• WHAT IS BEING ASKED:
Render the following material again verbatim, leaving nothing out.

┌──

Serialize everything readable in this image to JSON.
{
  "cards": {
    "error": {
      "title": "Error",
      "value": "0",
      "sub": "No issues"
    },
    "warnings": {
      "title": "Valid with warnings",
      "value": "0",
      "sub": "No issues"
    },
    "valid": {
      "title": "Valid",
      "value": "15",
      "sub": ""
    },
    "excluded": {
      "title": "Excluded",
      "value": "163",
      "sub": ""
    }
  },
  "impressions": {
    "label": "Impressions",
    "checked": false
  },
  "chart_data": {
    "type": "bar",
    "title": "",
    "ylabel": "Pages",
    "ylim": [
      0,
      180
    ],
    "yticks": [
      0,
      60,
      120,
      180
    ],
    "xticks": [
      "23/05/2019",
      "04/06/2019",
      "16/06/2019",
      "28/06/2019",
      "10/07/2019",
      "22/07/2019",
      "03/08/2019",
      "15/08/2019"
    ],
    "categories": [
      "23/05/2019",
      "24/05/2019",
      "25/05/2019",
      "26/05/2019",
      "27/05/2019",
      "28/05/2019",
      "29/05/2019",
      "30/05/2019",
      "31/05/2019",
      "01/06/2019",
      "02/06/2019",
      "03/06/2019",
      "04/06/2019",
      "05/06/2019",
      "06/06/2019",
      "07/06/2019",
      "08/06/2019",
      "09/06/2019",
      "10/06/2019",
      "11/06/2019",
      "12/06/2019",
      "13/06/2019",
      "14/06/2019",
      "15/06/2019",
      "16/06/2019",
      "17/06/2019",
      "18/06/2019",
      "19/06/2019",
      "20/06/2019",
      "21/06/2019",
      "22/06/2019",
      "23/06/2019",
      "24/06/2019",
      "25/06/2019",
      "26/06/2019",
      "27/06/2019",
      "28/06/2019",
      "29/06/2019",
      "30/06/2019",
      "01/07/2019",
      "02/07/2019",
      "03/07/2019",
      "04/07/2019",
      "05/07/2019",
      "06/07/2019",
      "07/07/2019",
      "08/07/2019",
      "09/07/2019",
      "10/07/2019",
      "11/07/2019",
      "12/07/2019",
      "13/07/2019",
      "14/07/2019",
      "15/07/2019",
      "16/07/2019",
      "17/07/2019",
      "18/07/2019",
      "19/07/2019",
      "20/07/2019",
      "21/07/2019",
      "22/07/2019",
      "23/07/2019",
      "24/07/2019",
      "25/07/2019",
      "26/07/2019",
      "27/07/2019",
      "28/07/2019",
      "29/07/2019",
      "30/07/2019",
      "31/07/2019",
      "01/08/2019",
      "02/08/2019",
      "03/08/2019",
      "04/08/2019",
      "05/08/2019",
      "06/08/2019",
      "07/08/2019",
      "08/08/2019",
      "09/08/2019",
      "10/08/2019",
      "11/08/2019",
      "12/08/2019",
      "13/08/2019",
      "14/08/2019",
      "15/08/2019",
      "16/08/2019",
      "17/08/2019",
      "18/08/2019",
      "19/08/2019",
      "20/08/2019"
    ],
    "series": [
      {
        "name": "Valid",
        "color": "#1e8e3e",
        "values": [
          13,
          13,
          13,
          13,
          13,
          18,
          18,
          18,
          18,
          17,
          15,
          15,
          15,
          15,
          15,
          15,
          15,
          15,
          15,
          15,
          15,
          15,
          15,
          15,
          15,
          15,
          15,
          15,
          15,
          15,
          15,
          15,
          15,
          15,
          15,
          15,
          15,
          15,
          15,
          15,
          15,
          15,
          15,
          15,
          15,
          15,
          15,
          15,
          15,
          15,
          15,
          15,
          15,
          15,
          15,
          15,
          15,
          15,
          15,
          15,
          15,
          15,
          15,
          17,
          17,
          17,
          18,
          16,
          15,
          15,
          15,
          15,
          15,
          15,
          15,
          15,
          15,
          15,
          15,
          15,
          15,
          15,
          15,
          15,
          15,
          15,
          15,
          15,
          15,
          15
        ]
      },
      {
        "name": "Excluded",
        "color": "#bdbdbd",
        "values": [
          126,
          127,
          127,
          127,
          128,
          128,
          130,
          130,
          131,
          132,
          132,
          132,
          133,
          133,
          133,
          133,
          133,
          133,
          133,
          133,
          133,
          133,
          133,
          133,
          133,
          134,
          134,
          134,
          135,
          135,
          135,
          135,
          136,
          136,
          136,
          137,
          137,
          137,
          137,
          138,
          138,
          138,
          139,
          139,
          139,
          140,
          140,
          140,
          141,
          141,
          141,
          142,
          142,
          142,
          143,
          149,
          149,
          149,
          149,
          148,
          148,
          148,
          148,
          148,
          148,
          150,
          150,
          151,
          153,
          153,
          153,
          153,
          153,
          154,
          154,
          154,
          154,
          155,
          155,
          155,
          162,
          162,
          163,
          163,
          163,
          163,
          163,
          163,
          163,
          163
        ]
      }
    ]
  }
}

└──

• CORRECT RESULT:
Serialize everything readable in this image to JSON.
{
  "cards": {
    "error": {
      "title": "Error",
      "value": "0",
      "sub": "No issues"
    },
    "warnings": {
      "title": "Valid with warnings",
      "value": "0",
      "sub": "No issues"
    },
    "valid": {
      "title": "Valid",
      "value": "15",
      "sub": ""
    },
    "excluded": {
      "title": "Excluded",
      "value": "163",
      "sub": ""
    }
  },
  "impressions": {
    "label": "Impressions",
    "checked": false
  },
  "chart_data": {
    "type": "bar",
    "title": "",
    "ylabel": "Pages",
    "ylim": [
      0,
      180
    ],
    "yticks": [
      0,
      60,
      120,
      180
    ],
    "xticks": [
      "23/05/2019",
      "04/06/2019",
      "16/06/2019",
      "28/06/2019",
      "10/07/2019",
      "22/07/2019",
      "03/08/2019",
      "15/08/2019"
    ],
    "categories": [
      "23/05/2019",
      "24/05/2019",
      "25/05/2019",
      "26/05/2019",
      "27/05/2019",
      "28/05/2019",
      "29/05/2019",
      "30/05/2019",
      "31/05/2019",
      "01/06/2019",
      "02/06/2019",
      "03/06/2019",
      "04/06/2019",
      "05/06/2019",
      "06/06/2019",
      "07/06/2019",
      "08/06/2019",
      "09/06/2019",
      "10/06/2019",
      "11/06/2019",
      "12/06/2019",
      "13/06/2019",
      "14/06/2019",
      "15/06/2019",
      "16/06/2019",
      "17/06/2019",
      "18/06/2019",
      "19/06/2019",
      "20/06/2019",
      "21/06/2019",
      "22/06/2019",
      "23/06/2019",
      "24/06/2019",
      "25/06/2019",
      "26/06/2019",
      "27/06/2019",
      "28/06/2019",
      "29/06/2019",
      "30/06/2019",
      "01/07/2019",
      "02/07/2019",
      "03/07/2019",
      "04/07/2019",
      "05/07/2019",
      "06/07/2019",
      "07/07/2019",
      "08/07/2019",
      "09/07/2019",
      "10/07/2019",
      "11/07/2019",
      "12/07/2019",
      "13/07/2019",
      "14/07/2019",
      "15/07/2019",
      "16/07/2019",
      "17/07/2019",
      "18/07/2019",
      "19/07/2019",
      "20/07/2019",
      "21/07/2019",
      "22/07/2019",
      "23/07/2019",
      "24/07/2019",
      "25/07/2019",
      "26/07/2019",
      "27/07/2019",
      "28/07/2019",
      "29/07/2019",
      "30/07/2019",
      "31/07/2019",
      "01/08/2019",
      "02/08/2019",
      "03/08/2019",
      "04/08/2019",
      "05/08/2019",
      "06/08/2019",
      "07/08/2019",
      "08/08/2019",
      "09/08/2019",
      "10/08/2019",
      "11/08/2019",
      "12/08/2019",
      "13/08/2019",
      "14/08/2019",
      "15/08/2019",
      "16/08/2019",
      "17/08/2019",
      "18/08/2019",
      "19/08/2019",
      "20/08/2019"
    ],
    "series": [
      {
        "name": "Valid",
        "color": "#1e8e3e",
        "values": [
          13,
          13,
          13,
          13,
          13,
          18,
          18,
          18,
          18,
          17,
          15,
          15,
          15,
          15,
          15,
          15,
          15,
          15,
          15,
          15,
          15,
          15,
          15,
          15,
          15,
          15,
          15,
          15,
          15,
          15,
          15,
          15,
          15,
          15,
          15,
          15,
          15,
          15,
          15,
          15,
          15,
          15,
          15,
          15,
          15,
          15,
          15,
          15,
          15,
          15,
          15,
          15,
          15,
          15,
          15,
          15,
          15,
          15,
          15,
          15,
          15,
          15,
          15,
          17,
          17,
          17,
          18,
          16,
          15,
          15,
          15,
          15,
          15,
          15,
          15,
          15,
          15,
          15,
          15,
          15,
          15,
          15,
          15,
          15,
          15,
          15,
          15,
          15,
          15,
          15
        ]
      },
      {
        "name": "Excluded",
        "color": "#bdbdbd",
        "values": [
          126,
          127,
          127,
          127,
          128,
          128,
          130,
          130,
          131,
          132,
          132,
          132,
          133,
          133,
          133,
          133,
          133,
          133,
          133,
          133,
          133,
          133,
          133,
          133,
          133,
          134,
          134,
          134,
          135,
          135,
          135,
          135,
          136,
          136,
          136,
          137,
          137,
          137,
          137,
          138,
          138,
          138,
          139,
          139,
          139,
          140,
          140,
          140,
          141,
          141,
          141,
          142,
          142,
          142,
          143,
          149,
          149,
          149,
          149,
          148,
          148,
          148,
          148,
          148,
          148,
          150,
          150,
          151,
          153,
          153,
          153,
          153,
          153,
          154,
          154,
          154,
          154,
          155,
          155,
          155,
          162,
          162,
          163,
          163,
          163,
          163,
          163,
          163,
          163,
          163
        ]
      }
    ]
  }
}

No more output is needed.